'''

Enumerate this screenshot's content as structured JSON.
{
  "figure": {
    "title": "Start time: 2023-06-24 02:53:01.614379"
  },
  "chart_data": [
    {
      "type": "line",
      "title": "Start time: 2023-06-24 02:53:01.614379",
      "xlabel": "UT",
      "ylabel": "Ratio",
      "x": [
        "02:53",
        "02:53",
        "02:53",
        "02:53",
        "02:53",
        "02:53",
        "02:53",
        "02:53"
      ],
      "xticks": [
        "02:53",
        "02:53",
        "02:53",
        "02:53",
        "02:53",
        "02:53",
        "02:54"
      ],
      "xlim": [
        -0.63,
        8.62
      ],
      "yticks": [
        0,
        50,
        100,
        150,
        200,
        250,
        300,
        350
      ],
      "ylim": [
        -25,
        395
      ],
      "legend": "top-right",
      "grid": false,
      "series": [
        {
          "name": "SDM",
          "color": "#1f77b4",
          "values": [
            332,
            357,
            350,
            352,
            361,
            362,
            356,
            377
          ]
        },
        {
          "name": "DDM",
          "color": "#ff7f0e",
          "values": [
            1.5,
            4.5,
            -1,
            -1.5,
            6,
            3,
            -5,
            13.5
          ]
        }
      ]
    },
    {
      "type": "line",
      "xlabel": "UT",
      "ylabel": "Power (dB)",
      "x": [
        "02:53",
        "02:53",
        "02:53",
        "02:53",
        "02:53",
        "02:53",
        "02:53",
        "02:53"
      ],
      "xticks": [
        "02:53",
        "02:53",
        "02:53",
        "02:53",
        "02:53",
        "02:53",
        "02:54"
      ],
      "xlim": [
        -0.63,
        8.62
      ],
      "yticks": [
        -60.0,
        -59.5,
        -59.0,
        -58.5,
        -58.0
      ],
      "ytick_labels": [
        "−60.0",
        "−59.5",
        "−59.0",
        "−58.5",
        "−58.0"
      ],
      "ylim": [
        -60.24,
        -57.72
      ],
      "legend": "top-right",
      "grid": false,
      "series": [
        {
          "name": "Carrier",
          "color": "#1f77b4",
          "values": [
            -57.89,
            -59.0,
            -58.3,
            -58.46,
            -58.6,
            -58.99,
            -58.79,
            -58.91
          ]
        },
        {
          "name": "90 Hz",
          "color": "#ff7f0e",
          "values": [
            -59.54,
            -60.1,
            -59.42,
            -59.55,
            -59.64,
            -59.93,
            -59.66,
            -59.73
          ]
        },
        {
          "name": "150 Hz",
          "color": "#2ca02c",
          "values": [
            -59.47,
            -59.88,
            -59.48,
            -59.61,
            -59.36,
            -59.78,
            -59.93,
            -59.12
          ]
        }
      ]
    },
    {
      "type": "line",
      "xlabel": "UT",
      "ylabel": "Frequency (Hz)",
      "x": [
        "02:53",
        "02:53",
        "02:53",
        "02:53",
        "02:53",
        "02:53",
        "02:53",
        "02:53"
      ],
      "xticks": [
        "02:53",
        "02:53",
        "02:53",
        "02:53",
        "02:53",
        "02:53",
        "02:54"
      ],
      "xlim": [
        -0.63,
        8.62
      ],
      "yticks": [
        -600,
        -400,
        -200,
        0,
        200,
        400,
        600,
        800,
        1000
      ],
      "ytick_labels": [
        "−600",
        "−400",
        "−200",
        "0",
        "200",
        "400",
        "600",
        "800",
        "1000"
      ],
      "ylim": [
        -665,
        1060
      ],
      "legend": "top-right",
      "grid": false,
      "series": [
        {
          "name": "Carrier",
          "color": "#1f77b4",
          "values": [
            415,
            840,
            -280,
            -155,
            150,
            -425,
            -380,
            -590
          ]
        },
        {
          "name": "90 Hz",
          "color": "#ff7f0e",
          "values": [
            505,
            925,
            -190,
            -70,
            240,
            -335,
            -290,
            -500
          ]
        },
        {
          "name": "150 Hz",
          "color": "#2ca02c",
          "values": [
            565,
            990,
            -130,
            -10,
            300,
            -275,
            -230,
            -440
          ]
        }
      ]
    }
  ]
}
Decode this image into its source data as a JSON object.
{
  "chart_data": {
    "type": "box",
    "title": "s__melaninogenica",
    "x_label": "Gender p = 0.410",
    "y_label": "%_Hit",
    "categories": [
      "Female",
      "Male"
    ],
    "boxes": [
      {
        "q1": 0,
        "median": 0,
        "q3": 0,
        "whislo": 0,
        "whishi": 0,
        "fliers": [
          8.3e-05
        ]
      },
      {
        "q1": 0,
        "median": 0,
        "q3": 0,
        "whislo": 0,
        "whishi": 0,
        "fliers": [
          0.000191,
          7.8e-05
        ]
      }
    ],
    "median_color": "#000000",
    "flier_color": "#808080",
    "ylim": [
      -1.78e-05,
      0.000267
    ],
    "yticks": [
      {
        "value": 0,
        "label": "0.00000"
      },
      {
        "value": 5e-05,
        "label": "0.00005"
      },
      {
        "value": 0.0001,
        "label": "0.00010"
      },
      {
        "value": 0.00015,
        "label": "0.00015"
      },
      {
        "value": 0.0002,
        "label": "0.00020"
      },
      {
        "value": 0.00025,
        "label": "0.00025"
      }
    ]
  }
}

'''

Extract the complete data, matching each line exactly.

Enumerate this screenshot's content as structured JSON.
{
  "figure": {
    "title": "Start time: 2023-06-24 02:53:01.614379"
  },
  "chart_data": [
    {
      "type": "line",
      "title": "Start time: 2023-06-24 02:53:01.614379",
      "xlabel": "UT",
      "ylabel": "Ratio",
      "x": [
        "02:53",
        "02:53",
        "02:53",
        "02:53",
        "02:53",
        "02:53",
        "02:53",
        "02:53"
      ],
      "xticks": [
        "02:53",
        "02:53",
        "02:53",
        "02:53",
        "02:53",
        "02:53",
        "02:54"
      ],
      "xlim": [
        -0.63,
        8.62
      ],
      "yticks": [
        0,
        50,
        100,
        150,
        200,
        250,
        300,
        350
      ],
      "ylim": [
        -25,
        395
      ],
      "legend": "top-right",
      "grid": false,
      "series": [
        {
          "name": "SDM",
          "color": "#1f77b4",
          "values": [
            332,
            357,
            350,
            352,
            361,
            362,
            356,
            377
          ]
        },
        {
          "name": "DDM",
          "color": "#ff7f0e",
          "values": [
            1.5,
            4.5,
            -1,
            -1.5,
            6,
            3,
            -5,
            13.5
          ]
        }
      ]
    },
    {
      "type": "line",
      "xlabel": "UT",
      "ylabel": "Power (dB)",
      "x": [
        "02:53",
        "02:53",
        "02:53",
        "02:53",
        "02:53",
        "02:53",
        "02:53",
        "02:53"
      ],
      "xticks": [
        "02:53",
        "02:53",
        "02:53",
        "02:53",
        "02:53",
        "02:53",
        "02:54"
      ],
      "xlim": [
        -0.63,
        8.62
      ],
      "yticks": [
        -60.0,
        -59.5,
        -59.0,
        -58.5,
        -58.0
      ],
      "ytick_labels": [
        "−60.0",
        "−59.5",
        "−59.0",
        "−58.5",
        "−58.0"
      ],
      "ylim": [
        -60.24,
        -57.72
      ],
      "legend": "top-right",
      "grid": false,
      "series": [
        {
          "name": "Carrier",
          "color": "#1f77b4",
          "values": [
            -57.89,
            -59.0,
            -58.3,
            -58.46,
            -58.6,
            -58.99,
            -58.79,
            -58.91
          ]
        },
        {
          "name": "90 Hz",
          "color": "#ff7f0e",
          "values": [
            -59.54,
            -60.1,
            -59.42,
            -59.55,
            -59.64,
            -59.93,
            -59.66,
            -59.73
          ]
        },
        {
          "name": "150 Hz",
          "color": "#2ca02c",
          "values": [
            -59.47,
            -59.88,
            -59.48,
            -59.61,
            -59.36,
            -59.78,
            -59.93,
            -59.12
          ]
        }
      ]
    },
    {
      "type": "line",
      "xlabel": "UT",
      "ylabel": "Frequency (Hz)",
      "x": [
        "02:53",
        "02:53",
        "02:53",
        "02:53",
        "02:53",
        "02:53",
        "02:53",
        "02:53"
      ],
      "xticks": [
        "02:53",
        "02:53",
        "02:53",
        "02:53",
        "02:53",
        "02:53",
        "02:54"
      ],
      "xlim": [
        -0.63,
        8.62
      ],
      "yticks": [
        -600,
        -400,
        -200,
        0,
        200,
        400,
        600,
        800,
        1000
      ],
      "ytick_labels": [
        "−600",
        "−400",
        "−200",
        "0",
        "200",
        "400",
        "600",
        "800",
        "1000"
      ],
      "ylim": [
        -665,
        1060
      ],
      "legend": "top-right",
      "grid": false,
      "series": [
        {
          "name": "Carrier",
          "color": "#1f77b4",
          "values": [
            415,
            840,
            -280,
            -155,
            150,
            -425,
            -380,
            -590
          ]
        },
        {
          "name": "90 Hz",
          "color": "#ff7f0e",
          "values": [
            505,
            925,
            -190,
            -70,
            240,
            -335,
            -290,
            -500
          ]
        },
        {
          "name": "150 Hz",
          "color": "#2ca02c",
          "values": [
            565,
            990,
            -130,
            -10,
            300,
            -275,
            -230,
            -440
          ]
        }
      ]
    }
  ]
}
Decode this image into its source data as a JSON object.
{
  "chart_data": {
    "type": "box",
    "title": "s__melaninogenica",
    "x_label": "Gender p = 0.410",
    "y_label": "%_Hit",
    "categories": [
      "Female",
      "Male"
    ],
    "boxes": [
      {
        "q1": 0,
        "median": 0,
        "q3": 0,
        "whislo": 0,
        "whishi": 0,
        "fliers": [
          8.3e-05
        ]
      },
      {
        "q1": 0,
        "median": 0,
        "q3": 0,
        "whislo": 0,
        "whishi": 0,
        "fliers": [
          0.000191,
          7.8e-05
        ]
      }
    ],
    "median_color": "#000000",
    "flier_color": "#808080",
    "ylim": [
      -1.78e-05,
      0.000267
    ],
    "yticks": [
      {
        "value": 0,
        "label": "0.00000"
      },
      {
        "value": 5e-05,
        "label": "0.00005"
      },
      {
        "value": 0.0001,
        "label": "0.00010"
      },
      {
        "value": 0.00015,
        "label": "0.00015"
      },
      {
        "value": 0.0002,
        "label": "0.00020"
      },
      {
        "value": 0.00025,
        "label": "0.00025"
      }
    ]
  }
}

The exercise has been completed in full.